- **Problem statement**: Copy out the entries in full and with complete accuracy; pictures are excluded.
-- Data in this exercise start --
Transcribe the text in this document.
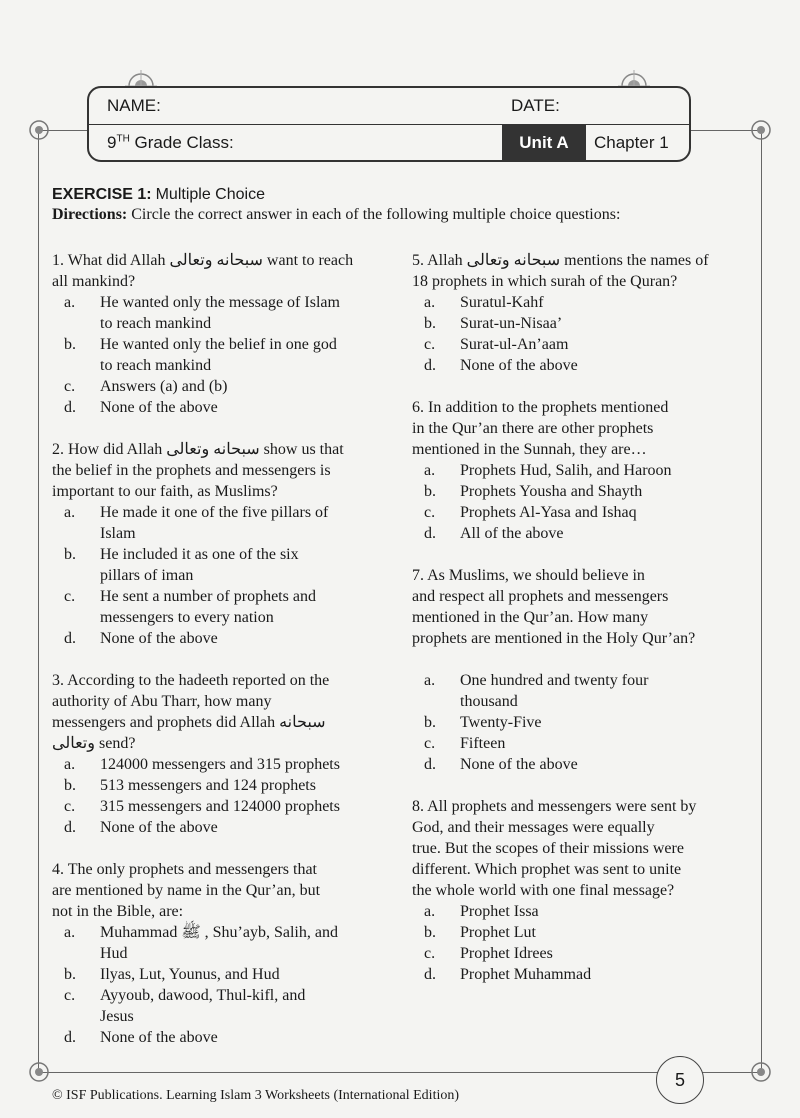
NAME:	DATE:
9TH Grade Class:	Unit A	Chapter 1
EXERCISE 1: Multiple Choice
Directions: Circle the correct answer in each of the following multiple choice questions:
1. What did Allah سبحانه وتعالى want to reach
all mankind?
a.	He wanted only the message of Islam
to reach mankind
b.	He wanted only the belief in one god
to reach mankind
c.	Answers (a) and (b)
d.	None of the above
2. How did Allah سبحانه وتعالى show us that
the belief in the prophets and messengers is
important to our faith, as Muslims?
a.	He made it one of the five pillars of
Islam
b.	He included it as one of the six
pillars of iman
c.	He sent a number of prophets and
messengers to every nation
d.	None of the above
3. According to the hadeeth reported on the
authority of Abu Tharr, how many
messengers and prophets did Allah سبحانه
وتعالى send?
a.	124000 messengers and 315 prophets
b.	513 messengers and 124 prophets
c.	315 messengers and 124000 prophets
d.	None of the above
4. The only prophets and messengers that
are mentioned by name in the Qur’an, but
not in the Bible, are:
a.	Muhammad ﷺ , Shu’ayb, Salih, and
Hud
b.	Ilyas, Lut, Younus, and Hud
c.	Ayyoub, dawood, Thul-kifl, and
Jesus
d.	None of the above
5. Allah سبحانه وتعالى mentions the names of
18 prophets in which surah of the Quran?
a.	Suratul-Kahf
b.	Surat-un-Nisaa’
c.	Surat-ul-An’aam
d.	None of the above
6. In addition to the prophets mentioned
in the Qur’an there are other prophets
mentioned in the Sunnah, they are…
a.	Prophets Hud, Salih, and Haroon
b.	Prophets Yousha and Shayth
c.	Prophets Al-Yasa and Ishaq
d.	All of the above
7. As Muslims, we should believe in
and respect all prophets and messengers
mentioned in the Qur’an. How many
prophets are mentioned in the Holy Qur’an?

a.	One hundred and twenty four
thousand
b.	Twenty-Five
c.	Fifteen
d.	None of the above
8. All prophets and messengers were sent by
God, and their messages were equally
true. But the scopes of their missions were
different. Which prophet was sent to unite
the whole world with one final message?
a.	Prophet Issa
b.	Prophet Lut
c.	Prophet Idrees
d.	Prophet Muhammad
5
© ISF Publications. Learning Islam 3 Worksheets (International Edition)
-- Data in this exercise end --
- **Full output**:
Transcribe the text in this document.
NAME:	DATE:
9TH Grade Class:	Unit A	Chapter 1
EXERCISE 1: Multiple Choice
Directions: Circle the correct answer in each of the following multiple choice questions:
1. What did Allah سبحانه وتعالى want to reach
all mankind?
a.	He wanted only the message of Islam
to reach mankind
b.	He wanted only the belief in one god
to reach mankind
c.	Answers (a) and (b)
d.	None of the above
2. How did Allah سبحانه وتعالى show us that
the belief in the prophets and messengers is
important to our faith, as Muslims?
a.	He made it one of the five pillars of
Islam
b.	He included it as one of the six
pillars of iman
c.	He sent a number of prophets and
messengers to every nation
d.	None of the above
3. According to the hadeeth reported on the
authority of Abu Tharr, how many
messengers and prophets did Allah سبحانه
وتعالى send?
a.	124000 messengers and 315 prophets
b.	513 messengers and 124 prophets
c.	315 messengers and 124000 prophets
d.	None of the above
4. The only prophets and messengers that
are mentioned by name in the Qur’an, but
not in the Bible, are:
a.	Muhammad ﷺ , Shu’ayb, Salih, and
Hud
b.	Ilyas, Lut, Younus, and Hud
c.	Ayyoub, dawood, Thul-kifl, and
Jesus
d.	None of the above
5. Allah سبحانه وتعالى mentions the names of
18 prophets in which surah of the Quran?
a.	Suratul-Kahf
b.	Surat-un-Nisaa’
c.	Surat-ul-An’aam
d.	None of the above
6. In addition to the prophets mentioned
in the Qur’an there are other prophets
mentioned in the Sunnah, they are…
a.	Prophets Hud, Salih, and Haroon
b.	Prophets Yousha and Shayth
c.	Prophets Al-Yasa and Ishaq
d.	All of the above
7. As Muslims, we should believe in
and respect all prophets and messengers
mentioned in the Qur’an. How many
prophets are mentioned in the Holy Qur’an?

a.	One hundred and twenty four
thousand
b.	Twenty-Five
c.	Fifteen
d.	None of the above
8. All prophets and messengers were sent by
God, and their messages were equally
true. But the scopes of their missions were
different. Which prophet was sent to unite
the whole world with one final message?
a.	Prophet Issa
b.	Prophet Lut
c.	Prophet Idrees
d.	Prophet Muhammad
5
© ISF Publications. Learning Islam 3 Worksheets (International Edition)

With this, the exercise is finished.